Write out the whole of the material exactly.
-------- Record excerpts --------
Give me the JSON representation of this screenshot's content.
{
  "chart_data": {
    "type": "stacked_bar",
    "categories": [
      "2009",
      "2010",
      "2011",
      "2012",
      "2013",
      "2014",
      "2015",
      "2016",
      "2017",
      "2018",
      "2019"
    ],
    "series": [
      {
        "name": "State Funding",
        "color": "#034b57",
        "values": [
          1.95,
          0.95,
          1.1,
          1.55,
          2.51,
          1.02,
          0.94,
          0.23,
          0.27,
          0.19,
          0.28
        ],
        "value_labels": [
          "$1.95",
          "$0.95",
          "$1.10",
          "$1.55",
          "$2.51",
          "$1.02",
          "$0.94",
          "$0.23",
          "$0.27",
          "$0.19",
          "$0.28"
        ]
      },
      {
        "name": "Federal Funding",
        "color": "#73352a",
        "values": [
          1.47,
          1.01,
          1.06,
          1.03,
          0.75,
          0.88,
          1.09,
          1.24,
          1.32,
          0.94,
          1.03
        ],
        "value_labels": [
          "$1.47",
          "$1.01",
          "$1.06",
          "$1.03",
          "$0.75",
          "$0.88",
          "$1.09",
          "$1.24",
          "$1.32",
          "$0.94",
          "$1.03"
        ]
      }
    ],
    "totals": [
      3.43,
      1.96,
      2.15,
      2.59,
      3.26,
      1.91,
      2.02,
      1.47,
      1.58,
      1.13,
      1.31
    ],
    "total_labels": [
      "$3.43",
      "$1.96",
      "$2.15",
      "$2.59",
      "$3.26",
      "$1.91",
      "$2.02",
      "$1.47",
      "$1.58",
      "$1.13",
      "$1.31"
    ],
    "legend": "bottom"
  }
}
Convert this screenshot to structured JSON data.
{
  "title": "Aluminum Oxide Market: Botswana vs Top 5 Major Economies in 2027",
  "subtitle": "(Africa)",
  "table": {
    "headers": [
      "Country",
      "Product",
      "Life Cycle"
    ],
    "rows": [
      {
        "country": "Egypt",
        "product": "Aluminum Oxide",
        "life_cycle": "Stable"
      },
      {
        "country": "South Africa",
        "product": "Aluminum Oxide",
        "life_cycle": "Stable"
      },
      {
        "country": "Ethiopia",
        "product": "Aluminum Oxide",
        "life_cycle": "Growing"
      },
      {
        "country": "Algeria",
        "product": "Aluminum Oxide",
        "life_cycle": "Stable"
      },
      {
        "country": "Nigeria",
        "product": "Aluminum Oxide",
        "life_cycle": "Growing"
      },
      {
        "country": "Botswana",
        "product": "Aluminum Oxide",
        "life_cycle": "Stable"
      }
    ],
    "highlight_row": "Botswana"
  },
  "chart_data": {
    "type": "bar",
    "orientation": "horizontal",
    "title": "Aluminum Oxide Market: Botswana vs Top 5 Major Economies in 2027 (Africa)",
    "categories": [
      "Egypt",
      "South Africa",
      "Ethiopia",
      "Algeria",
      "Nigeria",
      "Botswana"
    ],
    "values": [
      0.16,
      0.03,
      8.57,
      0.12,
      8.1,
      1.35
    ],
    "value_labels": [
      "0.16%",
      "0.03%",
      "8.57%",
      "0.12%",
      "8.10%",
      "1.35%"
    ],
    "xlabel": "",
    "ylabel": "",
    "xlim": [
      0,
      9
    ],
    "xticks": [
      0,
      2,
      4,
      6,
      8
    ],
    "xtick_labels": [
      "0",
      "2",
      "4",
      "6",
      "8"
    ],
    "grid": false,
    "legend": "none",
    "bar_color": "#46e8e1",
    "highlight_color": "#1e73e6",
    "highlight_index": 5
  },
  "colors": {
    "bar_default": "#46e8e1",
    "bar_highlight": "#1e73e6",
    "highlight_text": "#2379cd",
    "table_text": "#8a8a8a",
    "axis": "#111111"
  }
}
--------
Response below:
Give me the JSON representation of this screenshot's content.
{
  "chart_data": {
    "type": "stacked_bar",
    "categories": [
      "2009",
      "2010",
      "2011",
      "2012",
      "2013",
      "2014",
      "2015",
      "2016",
      "2017",
      "2018",
      "2019"
    ],
    "series": [
      {
        "name": "State Funding",
        "color": "#034b57",
        "values": [
          1.95,
          0.95,
          1.1,
          1.55,
          2.51,
          1.02,
          0.94,
          0.23,
          0.27,
          0.19,
          0.28
        ],
        "value_labels": [
          "$1.95",
          "$0.95",
          "$1.10",
          "$1.55",
          "$2.51",
          "$1.02",
          "$0.94",
          "$0.23",
          "$0.27",
          "$0.19",
          "$0.28"
        ]
      },
      {
        "name": "Federal Funding",
        "color": "#73352a",
        "values": [
          1.47,
          1.01,
          1.06,
          1.03,
          0.75,
          0.88,
          1.09,
          1.24,
          1.32,
          0.94,
          1.03
        ],
        "value_labels": [
          "$1.47",
          "$1.01",
          "$1.06",
          "$1.03",
          "$0.75",
          "$0.88",
          "$1.09",
          "$1.24",
          "$1.32",
          "$0.94",
          "$1.03"
        ]
      }
    ],
    "totals": [
      3.43,
      1.96,
      2.15,
      2.59,
      3.26,
      1.91,
      2.02,
      1.47,
      1.58,
      1.13,
      1.31
    ],
    "total_labels": [
      "$3.43",
      "$1.96",
      "$2.15",
      "$2.59",
      "$3.26",
      "$1.91",
      "$2.02",
      "$1.47",
      "$1.58",
      "$1.13",
      "$1.31"
    ],
    "legend": "bottom"
  }
}
Convert this screenshot to structured JSON data.
{
  "title": "Aluminum Oxide Market: Botswana vs Top 5 Major Economies in 2027",
  "subtitle": "(Africa)",
  "table": {
    "headers": [
      "Country",
      "Product",
      "Life Cycle"
    ],
    "rows": [
      {
        "country": "Egypt",
        "product": "Aluminum Oxide",
        "life_cycle": "Stable"
      },
      {
        "country": "South Africa",
        "product": "Aluminum Oxide",
        "life_cycle": "Stable"
      },
      {
        "country": "Ethiopia",
        "product": "Aluminum Oxide",
        "life_cycle": "Growing"
      },
      {
        "country": "Algeria",
        "product": "Aluminum Oxide",
        "life_cycle": "Stable"
      },
      {
        "country": "Nigeria",
        "product": "Aluminum Oxide",
        "life_cycle": "Growing"
      },
      {
        "country": "Botswana",
        "product": "Aluminum Oxide",
        "life_cycle": "Stable"
      }
    ],
    "highlight_row": "Botswana"
  },
  "chart_data": {
    "type": "bar",
    "orientation": "horizontal",
    "title": "Aluminum Oxide Market: Botswana vs Top 5 Major Economies in 2027 (Africa)",
    "categories": [
      "Egypt",
      "South Africa",
      "Ethiopia",
      "Algeria",
      "Nigeria",
      "Botswana"
    ],
    "values": [
      0.16,
      0.03,
      8.57,
      0.12,
      8.1,
      1.35
    ],
    "value_labels": [
      "0.16%",
      "0.03%",
      "8.57%",
      "0.12%",
      "8.10%",
      "1.35%"
    ],
    "xlabel": "",
    "ylabel": "",
    "xlim": [
      0,
      9
    ],
    "xticks": [
      0,
      2,
      4,
      6,
      8
    ],
    "xtick_labels": [
      "0",
      "2",
      "4",
      "6",
      "8"
    ],
    "grid": false,
    "legend": "none",
    "bar_color": "#46e8e1",
    "highlight_color": "#1e73e6",
    "highlight_index": 5
  },
  "colors": {
    "bar_default": "#46e8e1",
    "bar_highlight": "#1e73e6",
    "highlight_text": "#2379cd",
    "table_text": "#8a8a8a",
    "axis": "#111111"
  }
}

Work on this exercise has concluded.